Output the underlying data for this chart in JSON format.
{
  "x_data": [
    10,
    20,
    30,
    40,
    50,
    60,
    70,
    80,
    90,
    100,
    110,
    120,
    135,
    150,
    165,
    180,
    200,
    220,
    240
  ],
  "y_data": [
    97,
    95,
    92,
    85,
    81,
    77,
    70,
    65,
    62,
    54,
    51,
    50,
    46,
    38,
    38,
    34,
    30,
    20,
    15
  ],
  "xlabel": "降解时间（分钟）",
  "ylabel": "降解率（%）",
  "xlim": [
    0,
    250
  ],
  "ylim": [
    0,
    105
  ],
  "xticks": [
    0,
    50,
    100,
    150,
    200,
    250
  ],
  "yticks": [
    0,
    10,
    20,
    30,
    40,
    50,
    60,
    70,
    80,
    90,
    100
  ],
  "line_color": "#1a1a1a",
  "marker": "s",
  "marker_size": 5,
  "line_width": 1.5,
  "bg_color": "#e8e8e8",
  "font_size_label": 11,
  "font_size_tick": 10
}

● **WORK TO DO**: Extract the full listing and reproduce each line exactly.

● **RESPONSE**:
Output the underlying data for this chart in JSON format.
{
  "x_data": [
    10,
    20,
    30,
    40,
    50,
    60,
    70,
    80,
    90,
    100,
    110,
    120,
    135,
    150,
    165,
    180,
    200,
    220,
    240
  ],
  "y_data": [
    97,
    95,
    92,
    85,
    81,
    77,
    70,
    65,
    62,
    54,
    51,
    50,
    46,
    38,
    38,
    34,
    30,
    20,
    15
  ],
  "xlabel": "降解时间（分钟）",
  "ylabel": "降解率（%）",
  "xlim": [
    0,
    250
  ],
  "ylim": [
    0,
    105
  ],
  "xticks": [
    0,
    50,
    100,
    150,
    200,
    250
  ],
  "yticks": [
    0,
    10,
    20,
    30,
    40,
    50,
    60,
    70,
    80,
    90,
    100
  ],
  "line_color": "#1a1a1a",
  "marker": "s",
  "marker_size": 5,
  "line_width": 1.5,
  "bg_color": "#e8e8e8",
  "font_size_label": 11,
  "font_size_tick": 10
}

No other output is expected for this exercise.